**Work instructions**
- A) In the forum thread on the Swedish word "människor," which word does the reply say could also be used in the sentence about the station in Karlstad?
- B) According to the forum thread on the Swedish word "människor," why did the original poster expect the excerpt to use "folk" instead?
- C) Continue the forum thread on the Swedish word "människor" from the point at which it stops.

**Text shown**

──────────

Swedish: Människor Usage

Discussion in 'Nordic Languages' started by garydpoole, Dec 10, 2017.

  1. Hej !

    In the course of my learning, I've encountered the following exert:

    ...de står på stationen i Karlstad. Där finns många människor.

    I'm curious as to why in this context, the word, människor has been used to say, I assume, ...there are many people, when the consensus within the dictionaries that I've used, translate människor as humans or man ?

    However, If I lookup the translation of people, I always get folk.

    Just wondering why the above exert didn't use folk as a generalisation for people ?

    Many thanks

  2. Swedish Anna

    Swedish Anna Member

    Swedish, Sweden
    Hejsan! Yes, människor often means "people".
    But you could also use folk here.
    Där finns många människor./ Där finns mycket folk.
    To make you even more confused I will add that I would have written: Där är många människor/mycket folk. But I have never seen many people at the train station in Karlstad! :)
    Hoppas att dina studier går som på räls!

──────────

**Record excerpts**
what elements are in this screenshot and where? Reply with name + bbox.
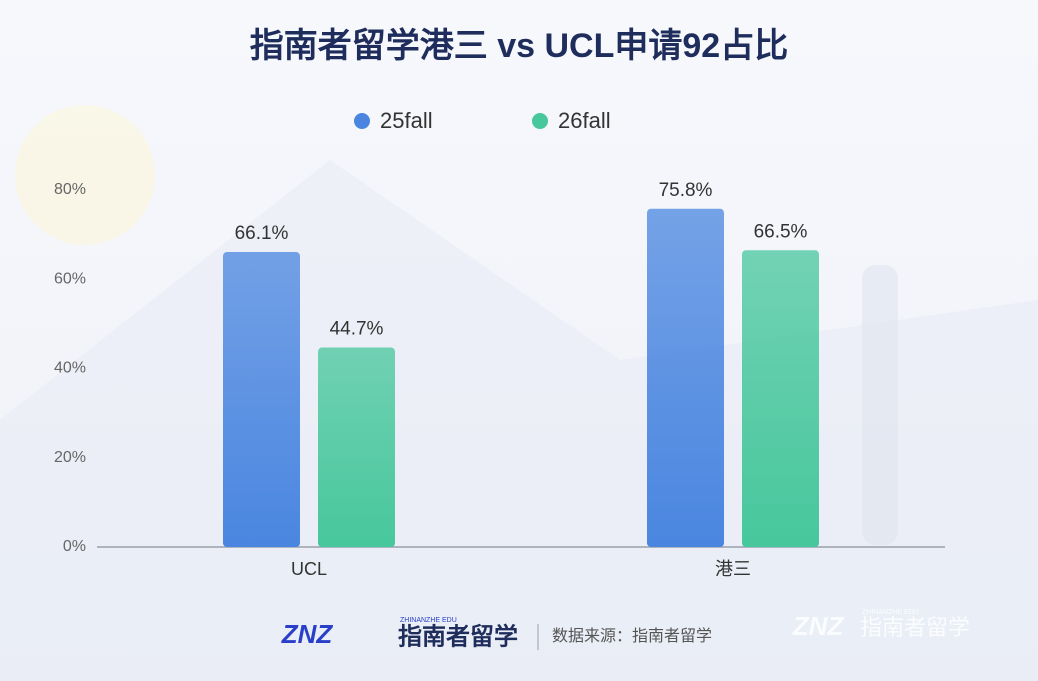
bar	[318, 347, 395, 547]
y-tick-label: 40%	[54, 360, 86, 377]
legend-marker	[354, 113, 370, 129]
logo-mark: ZNZ	[281, 619, 334, 649]
bar	[223, 252, 300, 547]
bar	[742, 250, 819, 547]
watermark-mark: ZNZ	[792, 611, 845, 641]
value-label: 66.5%	[754, 221, 808, 242]
y-tick-label: 60%	[54, 270, 86, 287]
decoration	[862, 265, 898, 545]
y-tick-label: 0%	[63, 538, 86, 555]
bar	[647, 208, 724, 547]
value-label: 44.7%	[330, 319, 384, 340]
source: 数据来源：指南者留学	[552, 627, 712, 645]
value-label: 75.8%	[659, 180, 713, 201]
y-tick-label: 80%	[54, 181, 86, 198]
watermark-subtext: ZHINANZHE EDU	[862, 609, 919, 616]
watermark-text: 指南者留学	[860, 615, 970, 640]
chart-title: 指南者留学港三 vs UCL申请92占比	[250, 26, 788, 65]
legend-label: 25fall	[380, 108, 433, 133]
value-label: 66.1%	[235, 223, 289, 244]
y-tick-label: 20%	[54, 449, 86, 466]
x-tick-label: 港三	[715, 559, 751, 579]
logo-text: 指南者留学	[398, 622, 518, 650]
legend-marker	[532, 113, 548, 129]
x-tick-label: UCL	[291, 559, 327, 579]
legend-label: 26fall	[558, 108, 611, 133]
decoration	[15, 105, 155, 245]
logo-subtext: ZHINANZHE EDU	[400, 617, 457, 624]
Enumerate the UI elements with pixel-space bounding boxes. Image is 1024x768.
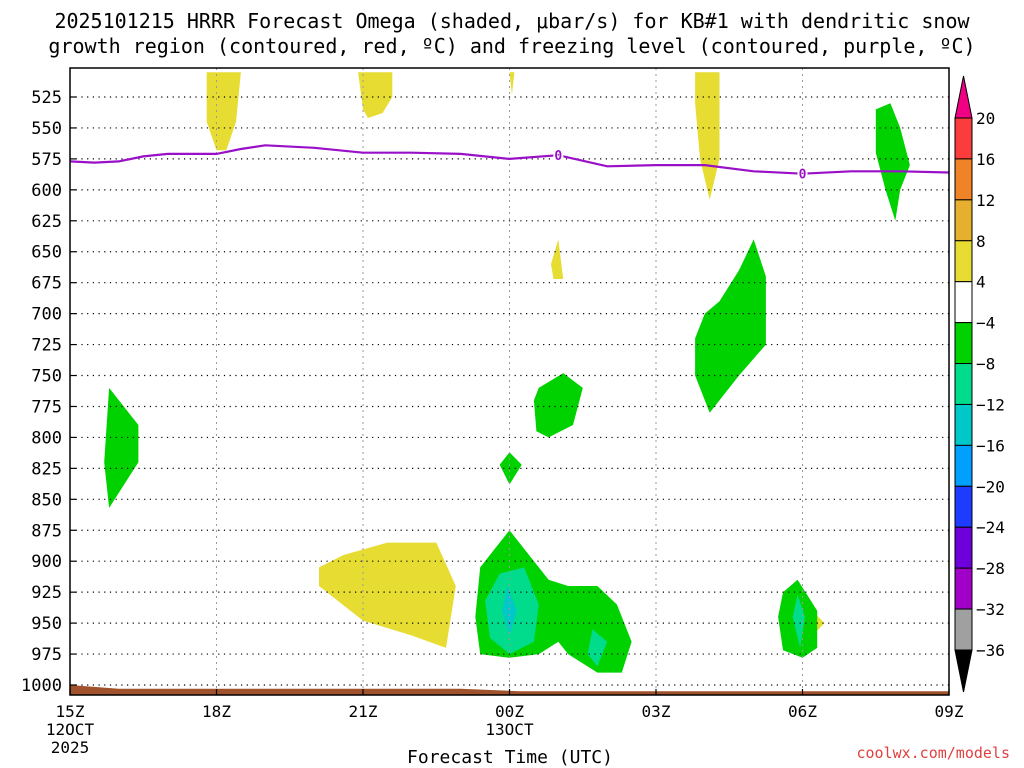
colorbar-label--32: −32 bbox=[976, 600, 1005, 619]
omega-region-2 bbox=[509, 72, 515, 95]
omega-region-16 bbox=[792, 594, 805, 648]
colorbar-label-20: 20 bbox=[976, 109, 995, 128]
freezing-level-label-bg-1 bbox=[797, 166, 808, 180]
colorbar-label-8: 8 bbox=[976, 232, 986, 251]
x-tick-label-00Z: 00Z bbox=[495, 702, 524, 721]
y-tick-label-675: 675 bbox=[31, 274, 62, 294]
colorbar-box-3 bbox=[954, 240, 973, 283]
omega-region-9 bbox=[533, 373, 583, 438]
x-tick-label-09Z: 09Z bbox=[935, 702, 964, 721]
colorbar-cap-top bbox=[954, 75, 973, 119]
y-tick-label-975: 975 bbox=[31, 645, 62, 665]
x-axis-label: Forecast Time (UTC) bbox=[407, 747, 613, 768]
freezing-level-label-0: 0 bbox=[554, 149, 562, 164]
colorbar-box-0 bbox=[954, 117, 973, 160]
colorbar-box-5 bbox=[954, 322, 973, 365]
x-tick-year-15Z: 2025 bbox=[51, 738, 90, 757]
y-tick-label-775: 775 bbox=[31, 397, 62, 417]
colorbar-label--28: −28 bbox=[976, 559, 1005, 578]
y-tick-label-575: 575 bbox=[31, 150, 62, 170]
y-tick-label-1000: 1000 bbox=[21, 676, 62, 696]
y-tick-label-850: 850 bbox=[31, 490, 62, 510]
colorbar-box-2 bbox=[954, 199, 973, 242]
y-tick-label-950: 950 bbox=[31, 614, 62, 634]
y-tick-label-750: 750 bbox=[31, 367, 62, 387]
x-tick-label-03Z: 03Z bbox=[642, 702, 671, 721]
colorbar-box-8 bbox=[954, 444, 973, 487]
omega-region-11 bbox=[499, 452, 522, 485]
y-tick-label-700: 700 bbox=[31, 305, 62, 325]
colorbar-box-1 bbox=[954, 158, 973, 201]
colorbar-label--36: −36 bbox=[976, 641, 1005, 660]
colorbar-box-12 bbox=[954, 608, 973, 651]
colorbar-label--20: −20 bbox=[976, 477, 1005, 496]
y-tick-label-725: 725 bbox=[31, 336, 62, 356]
colorbar-label-12: 12 bbox=[976, 191, 995, 210]
x-tick-label-15Z: 15Z bbox=[56, 702, 85, 721]
freezing-level-contour: 00 bbox=[70, 144, 949, 183]
omega-region-0 bbox=[206, 72, 241, 151]
colorbar-label--16: −16 bbox=[976, 436, 1005, 455]
x-tick-date-15Z: 12OCT bbox=[46, 720, 95, 739]
omega-region-17 bbox=[502, 586, 517, 636]
colorbar-label-16: 16 bbox=[976, 150, 995, 169]
omega-region-7 bbox=[875, 103, 910, 221]
chart-title-line-1: 2025101215 HRRR Forecast Omega (shaded, … bbox=[54, 9, 970, 33]
y-tick-label-550: 550 bbox=[31, 119, 62, 139]
y-tick-label-900: 900 bbox=[31, 552, 62, 572]
y-tick-label-875: 875 bbox=[31, 521, 62, 541]
omega-region-5 bbox=[319, 542, 456, 648]
colorbar-label--12: −12 bbox=[976, 395, 1005, 414]
y-tick-label-650: 650 bbox=[31, 243, 62, 263]
ground-terrain bbox=[70, 685, 949, 695]
colorbar-box-11 bbox=[954, 567, 973, 610]
x-tick-date-00Z: 13OCT bbox=[485, 720, 534, 739]
colorbar-box-7 bbox=[954, 403, 973, 446]
colorbar-label--8: −8 bbox=[976, 355, 995, 374]
omega-shading bbox=[70, 72, 949, 695]
axes: 525 550 575 600 625 650 675 700 725 750 775 800 825 8… bbox=[21, 88, 964, 757]
y-tick-label-600: 600 bbox=[31, 181, 62, 201]
x-tick-label-21Z: 21Z bbox=[349, 702, 378, 721]
x-tick-label-06Z: 06Z bbox=[788, 702, 817, 721]
freezing-level-label-1: 0 bbox=[799, 168, 807, 183]
colorbar-box-10 bbox=[954, 526, 973, 569]
colorbar: 20 16 12 8 4 −4 −8 −12 −16 −20 −24 −28 −32 −36 bbox=[954, 75, 1005, 693]
omega-region-10 bbox=[104, 387, 139, 508]
colorbar-label--4: −4 bbox=[976, 314, 995, 333]
freezing-level-line bbox=[70, 144, 949, 175]
colorbar-box-6 bbox=[954, 363, 973, 405]
y-tick-label-525: 525 bbox=[31, 88, 62, 108]
colorbar-cap-bottom bbox=[954, 649, 973, 693]
x-tick-label-18Z: 18Z bbox=[202, 702, 231, 721]
y-tick-label-800: 800 bbox=[31, 428, 62, 448]
chart-title-line-2: growth region (contoured, red, ºC) and f… bbox=[48, 34, 976, 58]
omega-region-4 bbox=[551, 239, 564, 279]
y-tick-label-925: 925 bbox=[31, 583, 62, 603]
colorbar-box-4 bbox=[954, 281, 973, 324]
y-tick-label-625: 625 bbox=[31, 212, 62, 232]
colorbar-label-4: 4 bbox=[976, 273, 986, 292]
colorbar-label--24: −24 bbox=[976, 518, 1005, 537]
credit-text: coolwx.com/models bbox=[856, 744, 1010, 762]
omega-region-15 bbox=[587, 629, 608, 667]
y-tick-label-825: 825 bbox=[31, 459, 62, 479]
omega-region-3 bbox=[695, 72, 720, 200]
colorbar-box-9 bbox=[954, 485, 973, 528]
omega-region-8 bbox=[695, 239, 766, 413]
freezing-level-label-bg-0 bbox=[553, 148, 564, 162]
omega-region-1 bbox=[358, 72, 393, 118]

──────────

**Answer set**
- A) Folk, as in "Där finns mycket folk."

- B) The dictionaries the poster had used translated "människor" as "humans" or "man," and looking up "people" always returned "folk." The poster therefore expected "folk" as the general word for people.

- C)
  3. Lugubert Senior Member

    To add to the confusion, I'd (probably) prefer Där finns det många människor./ Där finns det mycket folk. I guess that this det counts as a "formal subject", making the people an object.
  4. Thank you for your replies !

    So would you say that one was more commonly used than the other ? Hopefully it would be folk as this is easier to remember !

    I`ve only just started to explore Swedish existential sentences and to be honest, I'm still unsure when one should / could use där / det finns or där är. More research needed I think !

    Kind regards

  5. Lugubert Senior Member

    To my ears, "Där är många människor." sounds very Swenglish. That might be influenced by a former (British) colleague, who will literally translate word by word to say "Jag är klar när du är." instead of my preferred "Jag är klar när du är det." (In most other cases, their Swedish sounds fairly indigenous.)
  6. So in this case, I'm assuming that det is standing in for ready - I'm ready when you're (ready) ?

    However, as someone who is just starting out learning Swedish, the need for det in this example isn't immediately obvious. Have you any advice for how one might recognise the need for the det in circumstances such as this ?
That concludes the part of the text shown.